-------- Supplied records --------

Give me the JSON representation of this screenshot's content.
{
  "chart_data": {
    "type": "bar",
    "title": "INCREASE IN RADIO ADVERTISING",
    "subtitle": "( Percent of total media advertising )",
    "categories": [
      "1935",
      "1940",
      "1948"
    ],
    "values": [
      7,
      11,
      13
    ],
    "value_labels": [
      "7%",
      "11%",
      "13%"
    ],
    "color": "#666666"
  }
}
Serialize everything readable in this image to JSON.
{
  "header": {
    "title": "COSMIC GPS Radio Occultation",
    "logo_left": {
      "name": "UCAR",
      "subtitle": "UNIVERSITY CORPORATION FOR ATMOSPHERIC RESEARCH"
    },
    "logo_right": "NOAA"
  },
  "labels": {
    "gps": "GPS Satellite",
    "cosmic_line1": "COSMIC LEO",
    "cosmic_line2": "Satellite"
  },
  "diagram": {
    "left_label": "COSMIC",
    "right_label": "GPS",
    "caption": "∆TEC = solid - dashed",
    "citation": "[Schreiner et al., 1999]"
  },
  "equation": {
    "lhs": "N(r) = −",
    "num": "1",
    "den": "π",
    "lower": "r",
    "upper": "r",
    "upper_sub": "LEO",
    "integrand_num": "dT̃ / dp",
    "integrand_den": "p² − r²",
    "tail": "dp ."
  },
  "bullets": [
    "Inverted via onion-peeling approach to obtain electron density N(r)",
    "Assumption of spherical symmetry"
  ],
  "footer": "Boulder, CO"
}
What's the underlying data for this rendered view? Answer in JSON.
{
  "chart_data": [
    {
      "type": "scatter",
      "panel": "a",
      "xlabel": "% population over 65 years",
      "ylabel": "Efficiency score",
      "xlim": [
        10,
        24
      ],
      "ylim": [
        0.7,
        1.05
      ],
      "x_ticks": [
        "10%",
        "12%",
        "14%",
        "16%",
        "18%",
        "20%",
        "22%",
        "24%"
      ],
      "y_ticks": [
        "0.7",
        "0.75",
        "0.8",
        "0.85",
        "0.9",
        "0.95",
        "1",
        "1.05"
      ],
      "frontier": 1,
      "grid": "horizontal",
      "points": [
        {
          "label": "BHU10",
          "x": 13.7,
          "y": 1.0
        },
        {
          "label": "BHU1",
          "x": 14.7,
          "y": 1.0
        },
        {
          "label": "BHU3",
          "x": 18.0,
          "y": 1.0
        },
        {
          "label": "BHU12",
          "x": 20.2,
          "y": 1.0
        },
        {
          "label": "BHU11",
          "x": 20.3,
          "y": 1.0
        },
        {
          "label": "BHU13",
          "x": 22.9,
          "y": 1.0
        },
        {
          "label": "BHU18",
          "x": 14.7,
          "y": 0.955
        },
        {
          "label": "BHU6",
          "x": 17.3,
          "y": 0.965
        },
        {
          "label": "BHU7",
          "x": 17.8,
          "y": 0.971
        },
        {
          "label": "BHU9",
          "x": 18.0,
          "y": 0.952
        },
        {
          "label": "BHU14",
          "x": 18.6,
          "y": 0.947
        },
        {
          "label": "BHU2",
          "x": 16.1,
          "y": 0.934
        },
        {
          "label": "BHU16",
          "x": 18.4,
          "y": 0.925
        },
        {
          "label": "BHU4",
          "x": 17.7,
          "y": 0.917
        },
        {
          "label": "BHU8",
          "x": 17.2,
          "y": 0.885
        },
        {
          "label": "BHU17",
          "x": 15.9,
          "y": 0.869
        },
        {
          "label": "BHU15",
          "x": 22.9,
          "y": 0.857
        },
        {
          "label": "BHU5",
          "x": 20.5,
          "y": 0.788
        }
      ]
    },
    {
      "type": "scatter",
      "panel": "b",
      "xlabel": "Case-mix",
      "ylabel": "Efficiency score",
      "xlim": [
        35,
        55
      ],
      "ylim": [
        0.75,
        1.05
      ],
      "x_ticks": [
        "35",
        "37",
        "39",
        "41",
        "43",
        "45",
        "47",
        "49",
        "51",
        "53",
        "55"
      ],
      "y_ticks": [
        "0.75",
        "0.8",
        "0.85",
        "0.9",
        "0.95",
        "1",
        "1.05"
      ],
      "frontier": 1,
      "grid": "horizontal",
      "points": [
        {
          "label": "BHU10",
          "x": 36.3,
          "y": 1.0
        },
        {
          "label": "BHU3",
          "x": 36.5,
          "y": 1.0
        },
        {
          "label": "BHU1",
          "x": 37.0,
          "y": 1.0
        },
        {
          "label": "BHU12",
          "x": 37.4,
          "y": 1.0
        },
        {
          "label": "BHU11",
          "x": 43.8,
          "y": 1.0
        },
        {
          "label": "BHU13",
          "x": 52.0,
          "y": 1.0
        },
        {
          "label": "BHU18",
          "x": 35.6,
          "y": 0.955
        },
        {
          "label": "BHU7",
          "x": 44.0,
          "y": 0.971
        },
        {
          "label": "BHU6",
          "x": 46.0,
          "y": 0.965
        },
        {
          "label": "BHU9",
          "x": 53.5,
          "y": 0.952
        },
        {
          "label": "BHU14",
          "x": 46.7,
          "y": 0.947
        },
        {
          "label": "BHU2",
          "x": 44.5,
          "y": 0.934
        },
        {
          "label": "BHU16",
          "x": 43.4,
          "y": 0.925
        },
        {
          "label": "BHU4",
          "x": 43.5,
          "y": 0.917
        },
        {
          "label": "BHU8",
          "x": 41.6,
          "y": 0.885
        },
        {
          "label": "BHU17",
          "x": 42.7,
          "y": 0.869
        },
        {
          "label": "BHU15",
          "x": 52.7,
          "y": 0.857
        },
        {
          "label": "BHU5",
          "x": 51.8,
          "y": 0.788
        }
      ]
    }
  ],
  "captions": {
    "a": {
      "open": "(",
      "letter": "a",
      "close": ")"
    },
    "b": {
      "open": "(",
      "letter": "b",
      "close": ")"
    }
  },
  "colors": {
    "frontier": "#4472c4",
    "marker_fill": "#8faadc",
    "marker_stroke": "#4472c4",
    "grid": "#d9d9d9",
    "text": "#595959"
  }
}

--------

Objective. Gather, from the listing above, every line carrying the word "subtitle".

Complete answer.
    "subtitle": "( Percent of total media advertising )",
      "subtitle": "UNIVERSITY CORPORATION FOR ATMOSPHERIC RESEARCH"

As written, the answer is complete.